All of lore.kernel.org
 help / color / mirror / Atom feed
From: Roman Penyaev <rpenyaev@suse.de>
Cc: Ilya Dryomov <idryomov@gmail.com>,
	Jeff Layton <jlayton@kernel.org>,
	ceph-devel@vger.kernel.org, Roman Penyaev <rpenyaev@suse.de>
Subject: [PATCH 06/16] libceph: switch data cursor from page to iov_iter for messenger
Date: Tue, 21 Apr 2020 15:18:40 +0200	[thread overview]
Message-ID: <20200421131850.443228-7-rpenyaev@suse.de> (raw)
In-Reply-To: <20200421131850.443228-1-rpenyaev@suse.de>

The first problem is performance. Why not to pass to read/write
socket function the whole iov_iter and let socket API handle
everything at once instead of doing IO page by page?  So better
to make data cursor as iov_iter, which is generic for many API
calls.

The second reason is the support of kvec in the future, i.e. we
do not have a page in a hand, but a buffer.

So this patch is a preparation, the first iteration: users of data
cursor do not see pages, but use cursor->iter instead.  Internally
cursor still uses page.  In next patches that will be avoided.

We are still able to use sendpage() for 0-copy and have performance
benefit from multi-pages, i.e. if bvec in iter is a multi-page,
then we pass the whole multi-page to sendpage() and not only 4k.

Important to mention that for sendpage() MSG_SENDPAGE_NOTLAST is
always set if @more flag is true.  We know that the footer of a
message will follow, @more will be false and all data will be
pushed out of the socket.

Signed-off-by: Roman Penyaev <rpenyaev@suse.de>
---
 include/linux/ceph/messenger.h |   3 +
 net/ceph/messenger.c           | 141 ++++++++++++++++++++++-----------
 2 files changed, 97 insertions(+), 47 deletions(-)

*INFORMATION PROVIDED*.
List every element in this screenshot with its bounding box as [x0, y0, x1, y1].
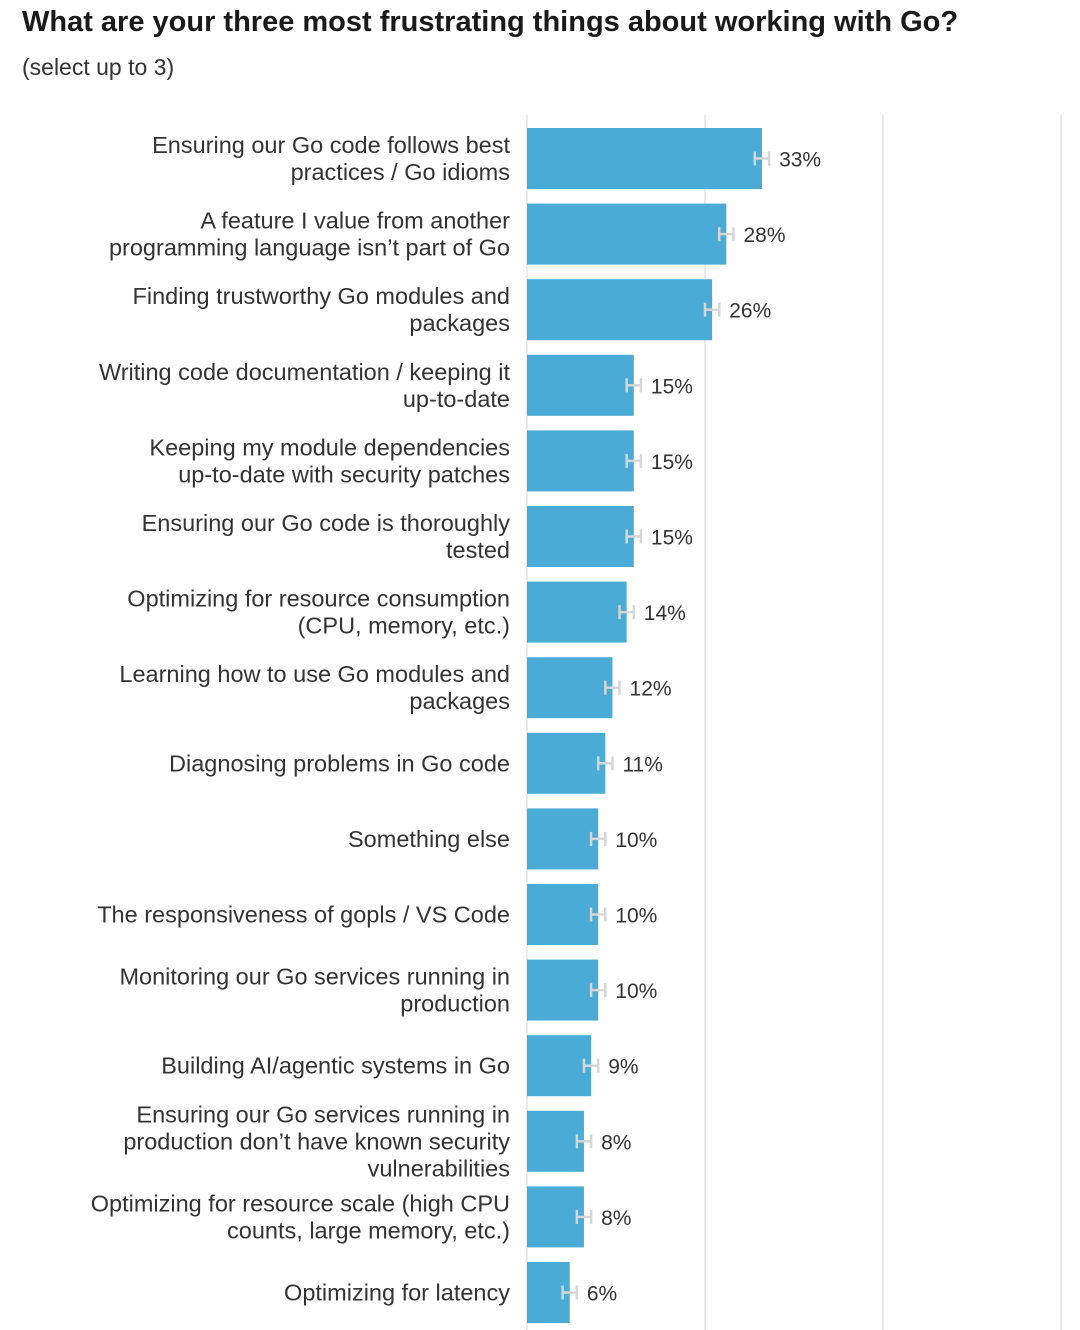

*DIRECTIONS FOR THIS TASK*. Give what follows in the libceph data cursor patch email, continuing after its last line.

*ANSWER FOR THIS EXERCISE*.
diff --git a/include/linux/ceph/messenger.h b/include/linux/ceph/messenger.h
index 424f9f1989b7..044c74333c27 100644
--- a/include/linux/ceph/messenger.h
+++ b/include/linux/ceph/messenger.h
@@ -192,6 +192,9 @@ struct ceph_msg_data_cursor {
 	size_t			total_resid;	/* across all data items */
 
 	struct ceph_msg_data	*data;		/* current data item */
+	struct iov_iter         iter;           /* iterator for current data */
+	struct bio_vec          it_bvec;        /* used as an addition to it */
+	unsigned int            direction;      /* data direction */
 	size_t			resid;		/* bytes not yet consumed */
 	bool			last_piece;	/* current is last piece */
 	bool			need_crc;	/* crc update needed */
diff --git a/net/ceph/messenger.c b/net/ceph/messenger.c
index 08786d75b990..709d9f26f755 100644
--- a/net/ceph/messenger.c
+++ b/net/ceph/messenger.c
@@ -523,6 +523,22 @@ static int ceph_tcp_recvmsg(struct socket *sock, void *buf, size_t len)
 	return r;
 }
 
+static int ceph_tcp_recviov(struct socket *sock, struct iov_iter *iter)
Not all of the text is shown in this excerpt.